◆ **Objetivo a**: Atualize os registros compreendidos entre as linhas que contêm "list each element" e "filetype-option[interactable]: Word 文档", inclusive, substituindo "option-label" por "choice-label" e mantendo todo o restante inalterado. Apresente somente essas linhas.

═════ Texto de referência ═════

5. A POLÍTICA CRIMINAL E A REALIDADE BRASILEIRA
O Direito Penal, explana Alexandre de Moraes, primeiro brasileiro a escrever sobre Direito Penal do Inimigo, em palestra realizada na Escola Judiciária Militar do Tribunal de Justiça Militar do Estado de São Paulo, (informação verbal):
Se a gente parar pra raciocinar como é a sociedade brasileira e como a gente está doente, basta pensar que a gente precisa de uma lei para dizer que não pode bater em mulher, a gente precisa de uma lei para dizer que não pode maltratar criança, a gente precisa de uma lei para dizer que não pode discriminar uma pessoa por causa da cor da pele, no elevador, a gente precisa de uma lei pra dizer que não pode discriminar idosos.

═════

◆ **Objetivo b**: Conforme o trecho sobre política criminal, em que instituição foi realizada a palestra de Alexandre de Moraes?

═════ Registros de dados ═════

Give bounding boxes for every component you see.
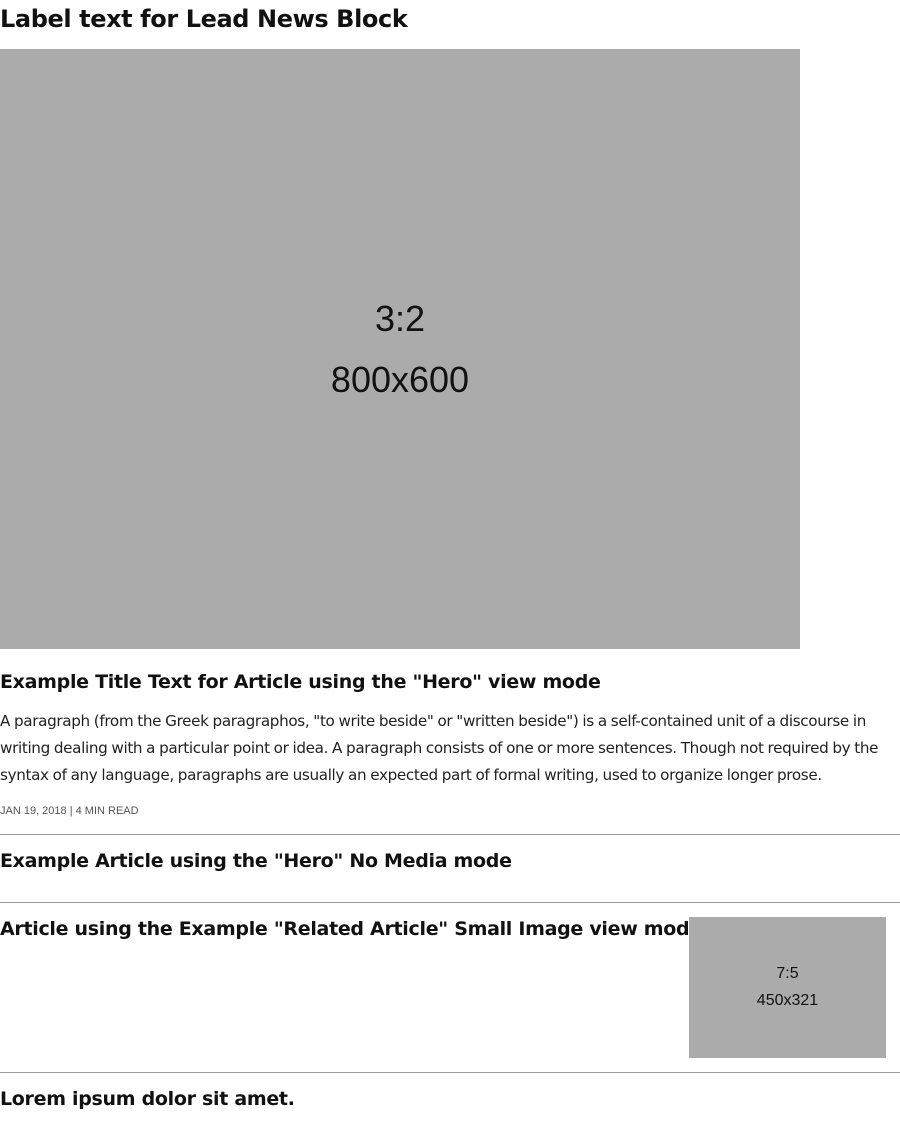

═════
═════ Registros de dados ═════

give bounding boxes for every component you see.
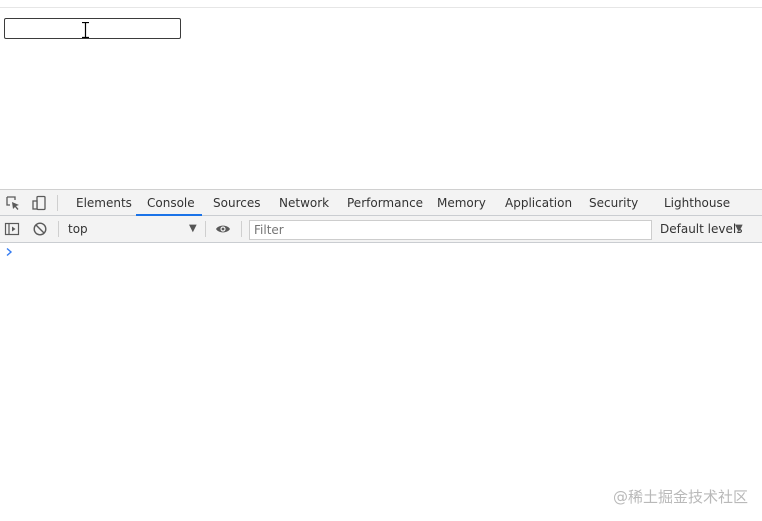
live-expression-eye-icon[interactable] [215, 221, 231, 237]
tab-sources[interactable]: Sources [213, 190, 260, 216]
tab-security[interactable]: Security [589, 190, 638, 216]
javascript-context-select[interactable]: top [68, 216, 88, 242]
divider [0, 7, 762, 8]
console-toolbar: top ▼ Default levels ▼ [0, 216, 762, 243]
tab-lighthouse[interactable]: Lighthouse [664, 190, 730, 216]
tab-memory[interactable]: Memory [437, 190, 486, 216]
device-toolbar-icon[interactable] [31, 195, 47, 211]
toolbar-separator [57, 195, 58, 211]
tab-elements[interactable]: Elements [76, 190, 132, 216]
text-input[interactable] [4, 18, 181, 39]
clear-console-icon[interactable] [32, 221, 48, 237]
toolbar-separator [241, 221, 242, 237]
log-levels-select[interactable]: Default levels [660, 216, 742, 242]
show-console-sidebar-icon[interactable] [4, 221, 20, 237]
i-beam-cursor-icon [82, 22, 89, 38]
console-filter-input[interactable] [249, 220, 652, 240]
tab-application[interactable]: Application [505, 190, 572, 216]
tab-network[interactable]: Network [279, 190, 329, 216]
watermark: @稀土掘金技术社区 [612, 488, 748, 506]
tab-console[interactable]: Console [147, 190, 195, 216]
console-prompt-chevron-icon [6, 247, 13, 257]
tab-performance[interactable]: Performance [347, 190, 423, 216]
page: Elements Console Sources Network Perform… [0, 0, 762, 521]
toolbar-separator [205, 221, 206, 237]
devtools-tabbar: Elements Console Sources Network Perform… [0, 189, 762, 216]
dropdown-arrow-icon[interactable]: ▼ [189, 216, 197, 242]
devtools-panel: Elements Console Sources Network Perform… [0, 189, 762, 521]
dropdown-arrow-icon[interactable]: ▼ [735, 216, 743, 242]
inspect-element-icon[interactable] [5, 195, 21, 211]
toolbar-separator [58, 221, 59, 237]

═════
═════ Registros de dados ═════

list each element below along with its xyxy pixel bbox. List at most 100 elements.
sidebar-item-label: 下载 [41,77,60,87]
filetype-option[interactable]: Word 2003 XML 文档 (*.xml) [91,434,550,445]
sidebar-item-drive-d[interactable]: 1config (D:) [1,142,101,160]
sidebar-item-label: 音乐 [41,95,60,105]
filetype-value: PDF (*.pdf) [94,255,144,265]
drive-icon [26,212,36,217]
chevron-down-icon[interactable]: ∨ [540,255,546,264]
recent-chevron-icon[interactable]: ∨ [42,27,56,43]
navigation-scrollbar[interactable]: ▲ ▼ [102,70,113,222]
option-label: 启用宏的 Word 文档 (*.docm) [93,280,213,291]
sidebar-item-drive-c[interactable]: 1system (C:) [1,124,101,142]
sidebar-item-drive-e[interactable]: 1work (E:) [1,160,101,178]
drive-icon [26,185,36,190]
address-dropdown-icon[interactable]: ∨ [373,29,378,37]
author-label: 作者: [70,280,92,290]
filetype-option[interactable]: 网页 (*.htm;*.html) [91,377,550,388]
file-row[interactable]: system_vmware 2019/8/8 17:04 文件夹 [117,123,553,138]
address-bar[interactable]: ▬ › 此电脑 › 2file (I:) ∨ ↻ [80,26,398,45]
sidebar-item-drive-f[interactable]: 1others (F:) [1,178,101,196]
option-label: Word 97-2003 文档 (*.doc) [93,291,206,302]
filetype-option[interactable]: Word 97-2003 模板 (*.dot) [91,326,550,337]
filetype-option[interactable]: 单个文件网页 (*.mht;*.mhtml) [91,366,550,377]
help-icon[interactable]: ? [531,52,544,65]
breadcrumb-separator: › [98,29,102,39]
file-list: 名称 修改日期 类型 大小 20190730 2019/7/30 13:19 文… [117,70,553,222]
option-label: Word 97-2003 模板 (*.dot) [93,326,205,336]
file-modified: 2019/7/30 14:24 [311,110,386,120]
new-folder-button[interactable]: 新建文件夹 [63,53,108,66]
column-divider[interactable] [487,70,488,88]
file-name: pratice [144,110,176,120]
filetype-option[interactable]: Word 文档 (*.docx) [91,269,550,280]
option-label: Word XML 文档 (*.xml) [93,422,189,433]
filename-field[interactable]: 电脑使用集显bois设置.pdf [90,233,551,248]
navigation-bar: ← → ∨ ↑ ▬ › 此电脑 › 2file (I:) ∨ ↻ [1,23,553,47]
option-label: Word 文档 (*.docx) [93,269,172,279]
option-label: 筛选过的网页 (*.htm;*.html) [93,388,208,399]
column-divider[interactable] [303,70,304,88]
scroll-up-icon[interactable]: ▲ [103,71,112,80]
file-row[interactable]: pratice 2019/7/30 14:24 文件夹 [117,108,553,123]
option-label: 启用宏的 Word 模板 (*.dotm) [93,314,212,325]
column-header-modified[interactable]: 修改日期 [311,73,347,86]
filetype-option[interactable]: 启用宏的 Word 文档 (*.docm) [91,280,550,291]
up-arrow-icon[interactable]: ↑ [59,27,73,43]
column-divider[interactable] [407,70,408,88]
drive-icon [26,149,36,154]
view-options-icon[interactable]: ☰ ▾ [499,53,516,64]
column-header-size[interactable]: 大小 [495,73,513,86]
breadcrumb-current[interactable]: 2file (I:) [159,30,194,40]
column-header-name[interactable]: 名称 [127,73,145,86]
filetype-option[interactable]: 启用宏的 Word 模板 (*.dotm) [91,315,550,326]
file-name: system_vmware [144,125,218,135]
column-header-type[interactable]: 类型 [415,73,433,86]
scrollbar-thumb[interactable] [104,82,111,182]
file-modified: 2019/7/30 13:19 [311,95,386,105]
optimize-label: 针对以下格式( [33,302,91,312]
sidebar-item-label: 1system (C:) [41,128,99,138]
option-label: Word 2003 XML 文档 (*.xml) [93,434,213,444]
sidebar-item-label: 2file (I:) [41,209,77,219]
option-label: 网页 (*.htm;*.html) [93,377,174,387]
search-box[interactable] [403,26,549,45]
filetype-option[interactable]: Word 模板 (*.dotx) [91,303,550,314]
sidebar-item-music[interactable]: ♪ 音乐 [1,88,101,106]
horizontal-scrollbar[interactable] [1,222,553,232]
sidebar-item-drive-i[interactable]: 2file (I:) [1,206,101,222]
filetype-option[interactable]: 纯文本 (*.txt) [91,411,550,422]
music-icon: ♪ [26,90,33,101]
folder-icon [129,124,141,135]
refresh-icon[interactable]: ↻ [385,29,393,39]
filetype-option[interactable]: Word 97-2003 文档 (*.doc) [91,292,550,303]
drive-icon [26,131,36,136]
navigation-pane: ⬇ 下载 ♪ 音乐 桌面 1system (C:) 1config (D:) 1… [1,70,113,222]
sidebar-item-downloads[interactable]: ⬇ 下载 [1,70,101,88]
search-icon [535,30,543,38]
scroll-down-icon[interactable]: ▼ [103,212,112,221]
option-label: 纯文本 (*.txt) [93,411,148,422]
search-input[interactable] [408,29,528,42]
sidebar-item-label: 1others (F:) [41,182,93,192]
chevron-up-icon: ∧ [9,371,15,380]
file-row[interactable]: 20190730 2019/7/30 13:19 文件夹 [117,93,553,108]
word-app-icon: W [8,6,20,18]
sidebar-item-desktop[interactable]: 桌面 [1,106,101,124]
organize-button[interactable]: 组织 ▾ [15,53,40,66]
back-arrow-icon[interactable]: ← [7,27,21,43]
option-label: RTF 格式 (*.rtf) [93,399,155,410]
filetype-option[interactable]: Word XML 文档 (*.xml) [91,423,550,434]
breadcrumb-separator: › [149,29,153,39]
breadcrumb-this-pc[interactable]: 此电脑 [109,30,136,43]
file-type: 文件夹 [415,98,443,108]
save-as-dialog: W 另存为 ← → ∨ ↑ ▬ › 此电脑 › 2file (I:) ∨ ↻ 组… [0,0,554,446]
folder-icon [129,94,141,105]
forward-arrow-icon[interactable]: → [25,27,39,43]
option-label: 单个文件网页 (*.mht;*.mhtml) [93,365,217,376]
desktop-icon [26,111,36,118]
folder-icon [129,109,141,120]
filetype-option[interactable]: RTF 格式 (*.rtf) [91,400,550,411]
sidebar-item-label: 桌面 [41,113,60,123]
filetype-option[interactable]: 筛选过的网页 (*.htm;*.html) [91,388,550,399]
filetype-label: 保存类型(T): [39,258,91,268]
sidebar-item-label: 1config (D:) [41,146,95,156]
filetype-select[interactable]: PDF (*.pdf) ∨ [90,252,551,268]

═════

◆ **Resposta final a**:
list each element below along with its xyxy pixel bbox. List at most 100 elements.
sidebar-item-label: 下载 [41,77,60,87]
filetype-option[interactable]: Word 2003 XML 文档 (*.xml) [91,434,550,445]
sidebar-item-drive-d[interactable]: 1config (D:) [1,142,101,160]
sidebar-item-label: 音乐 [41,95,60,105]
filetype-value: PDF (*.pdf) [94,255,144,265]
drive-icon [26,212,36,217]
chevron-down-icon[interactable]: ∨ [540,255,546,264]
recent-chevron-icon[interactable]: ∨ [42,27,56,43]
navigation-scrollbar[interactable]: ▲ ▼ [102,70,113,222]
choice-label: 启用宏的 Word 文档 (*.docm) [93,280,213,291]
sidebar-item-drive-c[interactable]: 1system (C:) [1,124,101,142]
sidebar-item-drive-e[interactable]: 1work (E:) [1,160,101,178]
drive-icon [26,185,36,190]
address-dropdown-icon[interactable]: ∨ [373,29,378,37]
author-label: 作者: [70,280,92,290]
filetype-option[interactable]: 网页 (*.htm;*.html) [91,377,550,388]
file-row[interactable]: system_vmware 2019/8/8 17:04 文件夹 [117,123,553,138]
address-bar[interactable]: ▬ › 此电脑 › 2file (I:) ∨ ↻ [80,26,398,45]
sidebar-item-drive-f[interactable]: 1others (F:) [1,178,101,196]
choice-label: Word 97-2003 文档 (*.doc) [93,291,206,302]
filetype-option[interactable]: Word 97-2003 模板 (*.dot) [91,326,550,337]
filetype-option[interactable]: 单个文件网页 (*.mht;*.mhtml) [91,366,550,377]
help-icon[interactable]: ? [531,52,544,65]
breadcrumb-separator: › [98,29,102,39]
file-list: 名称 修改日期 类型 大小 20190730 2019/7/30 13:19 文… [117,70,553,222]
choice-label: Word 97-2003 模板 (*.dot) [93,326,205,336]
file-modified: 2019/7/30 14:24 [311,110,386,120]
new-folder-button[interactable]: 新建文件夹 [63,53,108,66]
column-divider[interactable] [487,70,488,88]
file-name: pratice [144,110,176,120]
filetype-option[interactable]: Word 文档 (*.docx) [91,269,550,280]

◆ **Resposta final b**: Na Escola Judiciária Militar do Tribunal de Justiça Militar do Estado de São Paulo.